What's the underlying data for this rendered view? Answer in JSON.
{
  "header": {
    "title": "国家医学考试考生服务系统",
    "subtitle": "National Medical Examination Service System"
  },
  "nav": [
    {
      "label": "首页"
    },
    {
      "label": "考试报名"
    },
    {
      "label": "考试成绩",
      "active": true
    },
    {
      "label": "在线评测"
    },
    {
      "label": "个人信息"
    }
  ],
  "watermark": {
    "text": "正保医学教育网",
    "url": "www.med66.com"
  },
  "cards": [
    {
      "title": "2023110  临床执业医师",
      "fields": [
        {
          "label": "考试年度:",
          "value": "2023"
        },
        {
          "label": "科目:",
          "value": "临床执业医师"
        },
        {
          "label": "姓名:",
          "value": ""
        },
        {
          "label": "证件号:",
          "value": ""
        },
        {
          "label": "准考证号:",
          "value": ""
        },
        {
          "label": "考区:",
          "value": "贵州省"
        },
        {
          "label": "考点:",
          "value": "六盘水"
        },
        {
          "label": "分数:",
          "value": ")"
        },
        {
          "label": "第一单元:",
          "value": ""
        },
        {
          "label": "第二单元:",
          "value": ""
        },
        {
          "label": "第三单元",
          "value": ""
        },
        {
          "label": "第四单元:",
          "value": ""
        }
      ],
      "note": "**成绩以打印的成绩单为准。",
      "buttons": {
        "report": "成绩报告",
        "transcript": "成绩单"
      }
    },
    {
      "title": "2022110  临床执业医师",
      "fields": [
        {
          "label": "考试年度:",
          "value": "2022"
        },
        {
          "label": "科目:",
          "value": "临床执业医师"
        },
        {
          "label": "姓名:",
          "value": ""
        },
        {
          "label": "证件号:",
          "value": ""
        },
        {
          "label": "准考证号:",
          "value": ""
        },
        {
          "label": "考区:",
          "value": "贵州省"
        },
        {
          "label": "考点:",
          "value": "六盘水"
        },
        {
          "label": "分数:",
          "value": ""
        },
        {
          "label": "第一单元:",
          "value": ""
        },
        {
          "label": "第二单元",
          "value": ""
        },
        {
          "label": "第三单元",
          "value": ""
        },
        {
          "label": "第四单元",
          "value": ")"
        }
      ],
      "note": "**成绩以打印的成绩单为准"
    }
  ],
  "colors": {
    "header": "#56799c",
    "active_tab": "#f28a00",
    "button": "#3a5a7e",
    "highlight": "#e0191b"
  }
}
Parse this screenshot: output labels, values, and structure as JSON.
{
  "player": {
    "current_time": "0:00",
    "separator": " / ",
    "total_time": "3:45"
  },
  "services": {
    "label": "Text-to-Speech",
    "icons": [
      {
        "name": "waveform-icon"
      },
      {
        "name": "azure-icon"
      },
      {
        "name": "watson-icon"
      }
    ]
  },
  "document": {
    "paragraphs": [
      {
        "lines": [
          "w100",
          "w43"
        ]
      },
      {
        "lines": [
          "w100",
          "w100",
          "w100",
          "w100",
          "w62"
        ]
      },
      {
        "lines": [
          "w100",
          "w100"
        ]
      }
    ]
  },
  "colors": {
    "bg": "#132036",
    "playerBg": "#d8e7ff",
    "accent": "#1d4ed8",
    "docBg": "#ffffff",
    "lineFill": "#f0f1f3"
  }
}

→ What is needed: Restate the whole listing exactly, leaving out nothing.

→ Exercise solution:
What's the underlying data for this rendered view? Answer in JSON.
{
  "header": {
    "title": "国家医学考试考生服务系统",
    "subtitle": "National Medical Examination Service System"
  },
  "nav": [
    {
      "label": "首页"
    },
    {
      "label": "考试报名"
    },
    {
      "label": "考试成绩",
      "active": true
    },
    {
      "label": "在线评测"
    },
    {
      "label": "个人信息"
    }
  ],
  "watermark": {
    "text": "正保医学教育网",
    "url": "www.med66.com"
  },
  "cards": [
    {
      "title": "2023110  临床执业医师",
      "fields": [
        {
          "label": "考试年度:",
          "value": "2023"
        },
        {
          "label": "科目:",
          "value": "临床执业医师"
        },
        {
          "label": "姓名:",
          "value": ""
        },
        {
          "label": "证件号:",
          "value": ""
        },
        {
          "label": "准考证号:",
          "value": ""
        },
        {
          "label": "考区:",
          "value": "贵州省"
        },
        {
          "label": "考点:",
          "value": "六盘水"
        },
        {
          "label": "分数:",
          "value": ")"
        },
        {
          "label": "第一单元:",
          "value": ""
        },
        {
          "label": "第二单元:",
          "value": ""
        },
        {
          "label": "第三单元",
          "value": ""
        },
        {
          "label": "第四单元:",
          "value": ""
        }
      ],
      "note": "**成绩以打印的成绩单为准。",
      "buttons": {
        "report": "成绩报告",
        "transcript": "成绩单"
      }
    },
    {
      "title": "2022110  临床执业医师",
      "fields": [
        {
          "label": "考试年度:",
          "value": "2022"
        },
        {
          "label": "科目:",
          "value": "临床执业医师"
        },
        {
          "label": "姓名:",
          "value": ""
        },
        {
          "label": "证件号:",
          "value": ""
        },
        {
          "label": "准考证号:",
          "value": ""
        },
        {
          "label": "考区:",
          "value": "贵州省"
        },
        {
          "label": "考点:",
          "value": "六盘水"
        },
        {
          "label": "分数:",
          "value": ""
        },
        {
          "label": "第一单元:",
          "value": ""
        },
        {
          "label": "第二单元",
          "value": ""
        },
        {
          "label": "第三单元",
          "value": ""
        },
        {
          "label": "第四单元",
          "value": ")"
        }
      ],
      "note": "**成绩以打印的成绩单为准"
    }
  ],
  "colors": {
    "header": "#56799c",
    "active_tab": "#f28a00",
    "button": "#3a5a7e",
    "highlight": "#e0191b"
  }
}
Parse this screenshot: output labels, values, and structure as JSON.
{
  "player": {
    "current_time": "0:00",
    "separator": " / ",
    "total_time": "3:45"
  },
  "services": {
    "label": "Text-to-Speech",
    "icons": [
      {
        "name": "waveform-icon"
      },
      {
        "name": "azure-icon"
      },
      {
        "name": "watson-icon"
      }
    ]
  },
  "document": {
    "paragraphs": [
      {
        "lines": [
          "w100",
          "w43"
        ]
      },
      {
        "lines": [
          "w100",
          "w100",
          "w100",
          "w100",
          "w62"
        ]
      },
      {
        "lines": [
          "w100",
          "w100"
        ]
      }
    ]
  },
  "colors": {
    "bg": "#132036",
    "playerBg": "#d8e7ff",
    "accent": "#1d4ed8",
    "docBg": "#ffffff",
    "lineFill": "#f0f1f3"
  }
}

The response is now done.